_Short exercise_.
Copy out the data below verbatim.
* start Exercise materials *
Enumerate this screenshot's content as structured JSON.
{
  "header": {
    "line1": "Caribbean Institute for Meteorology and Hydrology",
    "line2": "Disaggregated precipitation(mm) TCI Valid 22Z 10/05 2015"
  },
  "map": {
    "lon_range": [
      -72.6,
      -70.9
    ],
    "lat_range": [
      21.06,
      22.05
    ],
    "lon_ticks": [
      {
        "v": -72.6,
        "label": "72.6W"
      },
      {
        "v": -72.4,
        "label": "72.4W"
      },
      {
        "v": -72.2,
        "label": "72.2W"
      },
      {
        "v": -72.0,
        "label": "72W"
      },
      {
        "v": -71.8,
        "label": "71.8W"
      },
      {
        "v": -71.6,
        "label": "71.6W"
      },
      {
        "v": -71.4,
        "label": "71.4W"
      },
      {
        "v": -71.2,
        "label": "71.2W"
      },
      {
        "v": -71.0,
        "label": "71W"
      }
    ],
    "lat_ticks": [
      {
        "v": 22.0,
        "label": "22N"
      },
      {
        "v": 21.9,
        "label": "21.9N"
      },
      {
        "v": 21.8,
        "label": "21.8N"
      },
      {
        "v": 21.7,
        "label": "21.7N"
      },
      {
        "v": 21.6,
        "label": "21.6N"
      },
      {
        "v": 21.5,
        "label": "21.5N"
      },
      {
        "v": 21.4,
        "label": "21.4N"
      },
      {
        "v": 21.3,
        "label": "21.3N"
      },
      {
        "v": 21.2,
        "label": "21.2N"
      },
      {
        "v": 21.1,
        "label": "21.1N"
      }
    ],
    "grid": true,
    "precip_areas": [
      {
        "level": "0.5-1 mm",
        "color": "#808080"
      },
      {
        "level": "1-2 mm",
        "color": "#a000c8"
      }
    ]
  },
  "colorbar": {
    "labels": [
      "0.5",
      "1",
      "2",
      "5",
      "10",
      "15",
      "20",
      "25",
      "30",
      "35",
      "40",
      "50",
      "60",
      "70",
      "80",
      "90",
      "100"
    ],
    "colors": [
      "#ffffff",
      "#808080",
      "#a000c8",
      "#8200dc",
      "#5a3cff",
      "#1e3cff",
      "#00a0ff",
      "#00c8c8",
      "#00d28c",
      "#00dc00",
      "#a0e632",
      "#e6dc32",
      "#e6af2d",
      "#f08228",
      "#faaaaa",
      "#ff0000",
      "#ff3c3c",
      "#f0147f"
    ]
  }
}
* end Exercise materials *
_Response to the exercise_.
Enumerate this screenshot's content as structured JSON.
{
  "header": {
    "line1": "Caribbean Institute for Meteorology and Hydrology",
    "line2": "Disaggregated precipitation(mm) TCI Valid 22Z 10/05 2015"
  },
  "map": {
    "lon_range": [
      -72.6,
      -70.9
    ],
    "lat_range": [
      21.06,
      22.05
    ],
    "lon_ticks": [
      {
        "v": -72.6,
        "label": "72.6W"
      },
      {
        "v": -72.4,
        "label": "72.4W"
      },
      {
        "v": -72.2,
        "label": "72.2W"
      },
      {
        "v": -72.0,
        "label": "72W"
      },
      {
        "v": -71.8,
        "label": "71.8W"
      },
      {
        "v": -71.6,
        "label": "71.6W"
      },
      {
        "v": -71.4,
        "label": "71.4W"
      },
      {
        "v": -71.2,
        "label": "71.2W"
      },
      {
        "v": -71.0,
        "label": "71W"
      }
    ],
    "lat_ticks": [
      {
        "v": 22.0,
        "label": "22N"
      },
      {
        "v": 21.9,
        "label": "21.9N"
      },
      {
        "v": 21.8,
        "label": "21.8N"
      },
      {
        "v": 21.7,
        "label": "21.7N"
      },
      {
        "v": 21.6,
        "label": "21.6N"
      },
      {
        "v": 21.5,
        "label": "21.5N"
      },
      {
        "v": 21.4,
        "label": "21.4N"
      },
      {
        "v": 21.3,
        "label": "21.3N"
      },
      {
        "v": 21.2,
        "label": "21.2N"
      },
      {
        "v": 21.1,
        "label": "21.1N"
      }
    ],
    "grid": true,
    "precip_areas": [
      {
        "level": "0.5-1 mm",
        "color": "#808080"
      },
      {
        "level": "1-2 mm",
        "color": "#a000c8"
      }
    ]
  },
  "colorbar": {
    "labels": [
      "0.5",
      "1",
      "2",
      "5",
      "10",
      "15",
      "20",
      "25",
      "30",
      "35",
      "40",
      "50",
      "60",
      "70",
      "80",
      "90",
      "100"
    ],
    "colors": [
      "#ffffff",
      "#808080",
      "#a000c8",
      "#8200dc",
      "#5a3cff",
      "#1e3cff",
      "#00a0ff",
      "#00c8c8",
      "#00d28c",
      "#00dc00",
      "#a0e632",
      "#e6dc32",
      "#e6af2d",
      "#f08228",
      "#faaaaa",
      "#ff0000",
      "#ff3c3c",
      "#f0147f"
    ]
  }
}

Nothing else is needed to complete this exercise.